Dans le texte ci-dessous sur les fissures de maison, qu'est-ce qui compte pour évaluer une fissure fine, d'après le point « Une fissure fine ne craint rien » ? Répondez en une phrase, s'il vous plaît.

▸ **Texte**
++++++++

Fissures de maison : vrai ou faux sur les idées reçues les plus répandues

« Toute fissure est dangereuse », « il faut réparer tout de suite », « une fissure fine ne craint rien » : les idées reçues sur les fissures de maison sont nombreuses, et beaucoup font perdre un temps précieux aux propriétaires - soit en généranr une panique inutile, soit à l'inverse en retardant une intervention qui aurait dû être rapide.

Voici 8 affirmations fréquemment entendues sur le terrain, passées au crible par nos ingénieurs.

Publié par
Expert Fissure IDF
Catégorie
Types de fissures
Mise à jour
12 juillet 2026
Lecture
~ 7 minutes
En bref

Toute fissure sur une maison est-elle le signe d'un problème grave ?

Non. La grande majorité des fissures observées sont superficielles (microfissures de retrait, fissures d'enduit) et ne présentent aucun risque structurel. Seule une minorité, généralement large, évolutive et associée à d'autres désordres (porte qui coince, plancher qui se déforme), signale un mouvement de sol ou un problème structurel nécessitant une intervention.

8 idées reçues, vraies ou fausses

  • « Toute fissure est dangereuse. » Faux. La grande majorité des fissures observées sont des microfissures superficielles liées au retrait naturel des matériaux (enduit, plâtre) et ne présentent aucun risque pour la structure.
  • « Une fissure fine ne craint rien. » Faux, pas systématiquement. Une fissure fine mais activement évolutive peut annoncer un mouvement de sol débutant. C'est l'évolution dans le temps qui compte, pas la largeur observée à un instant donné.
  • « Il faut réparer une fissure dès qu'elle apparaît. » Faux. Réparer avant d'avoir identifié la cause revient souvent à masquer le symptôme sans traiter le problème : la fissure réapparaît, parfois ailleurs. Le diagnostic préalable est ce qui détermine si, quand et comment intervenir.
  • « Une maison neuve ne peut pas avoir de fissures structurelles. » Faux. Un défaut de construction (sous-dimensionnement, ferraillage insuffisant) peut provoquer des fissures dès les premières années, généralement couvertes par la garantie décennale.

++++++++

▸ **Données extraites**
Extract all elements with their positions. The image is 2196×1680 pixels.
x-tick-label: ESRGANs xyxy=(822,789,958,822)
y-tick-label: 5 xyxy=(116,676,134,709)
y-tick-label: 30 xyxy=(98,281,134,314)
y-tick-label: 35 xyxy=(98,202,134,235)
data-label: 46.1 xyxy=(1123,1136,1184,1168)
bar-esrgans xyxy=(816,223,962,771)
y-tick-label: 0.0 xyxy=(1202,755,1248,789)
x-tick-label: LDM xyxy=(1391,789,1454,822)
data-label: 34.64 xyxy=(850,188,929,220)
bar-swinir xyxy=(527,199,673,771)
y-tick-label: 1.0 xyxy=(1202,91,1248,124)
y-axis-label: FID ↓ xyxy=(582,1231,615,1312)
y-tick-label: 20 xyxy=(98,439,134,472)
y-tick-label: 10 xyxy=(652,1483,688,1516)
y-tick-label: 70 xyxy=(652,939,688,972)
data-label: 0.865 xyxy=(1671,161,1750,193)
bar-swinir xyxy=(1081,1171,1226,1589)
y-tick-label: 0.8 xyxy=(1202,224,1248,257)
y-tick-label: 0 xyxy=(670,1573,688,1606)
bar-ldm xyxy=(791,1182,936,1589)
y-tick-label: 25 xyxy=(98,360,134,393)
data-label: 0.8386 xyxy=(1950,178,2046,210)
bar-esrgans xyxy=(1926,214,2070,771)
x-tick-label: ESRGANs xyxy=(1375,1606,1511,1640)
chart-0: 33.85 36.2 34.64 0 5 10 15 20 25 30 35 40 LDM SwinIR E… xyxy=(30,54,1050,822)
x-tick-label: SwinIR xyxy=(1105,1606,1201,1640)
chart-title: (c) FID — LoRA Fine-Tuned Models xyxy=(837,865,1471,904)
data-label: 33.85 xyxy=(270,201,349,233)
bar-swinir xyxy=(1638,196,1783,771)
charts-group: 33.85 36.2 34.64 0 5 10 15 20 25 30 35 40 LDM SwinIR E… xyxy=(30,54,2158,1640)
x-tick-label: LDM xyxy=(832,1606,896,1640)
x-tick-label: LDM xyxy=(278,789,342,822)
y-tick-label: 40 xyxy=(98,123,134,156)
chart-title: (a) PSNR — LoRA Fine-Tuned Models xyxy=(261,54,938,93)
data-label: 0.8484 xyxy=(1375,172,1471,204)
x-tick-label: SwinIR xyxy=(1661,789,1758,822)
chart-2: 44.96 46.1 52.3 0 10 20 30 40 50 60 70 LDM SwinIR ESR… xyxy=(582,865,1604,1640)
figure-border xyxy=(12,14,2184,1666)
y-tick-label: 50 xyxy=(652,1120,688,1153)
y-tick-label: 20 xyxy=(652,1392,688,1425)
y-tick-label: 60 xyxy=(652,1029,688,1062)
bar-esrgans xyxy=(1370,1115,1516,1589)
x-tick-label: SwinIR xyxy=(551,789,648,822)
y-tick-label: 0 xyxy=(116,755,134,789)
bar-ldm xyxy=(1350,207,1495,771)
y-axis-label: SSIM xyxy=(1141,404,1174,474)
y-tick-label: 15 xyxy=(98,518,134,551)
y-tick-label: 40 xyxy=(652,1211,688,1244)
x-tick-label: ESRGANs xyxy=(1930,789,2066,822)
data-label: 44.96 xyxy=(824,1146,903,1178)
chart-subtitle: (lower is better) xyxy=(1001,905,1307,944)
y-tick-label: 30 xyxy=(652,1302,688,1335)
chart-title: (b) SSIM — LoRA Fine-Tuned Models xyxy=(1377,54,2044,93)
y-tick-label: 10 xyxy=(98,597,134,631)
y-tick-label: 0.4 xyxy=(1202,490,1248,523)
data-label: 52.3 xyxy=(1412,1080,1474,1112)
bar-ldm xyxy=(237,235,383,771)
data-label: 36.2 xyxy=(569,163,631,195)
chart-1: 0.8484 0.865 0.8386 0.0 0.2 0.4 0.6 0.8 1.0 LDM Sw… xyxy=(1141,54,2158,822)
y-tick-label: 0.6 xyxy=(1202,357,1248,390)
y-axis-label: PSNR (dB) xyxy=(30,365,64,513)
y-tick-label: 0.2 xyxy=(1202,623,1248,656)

++++++++

▸ **Réponse**
C'est l'évolution de la fissure dans le temps qui compte, pas sa largeur observée à un instant donné.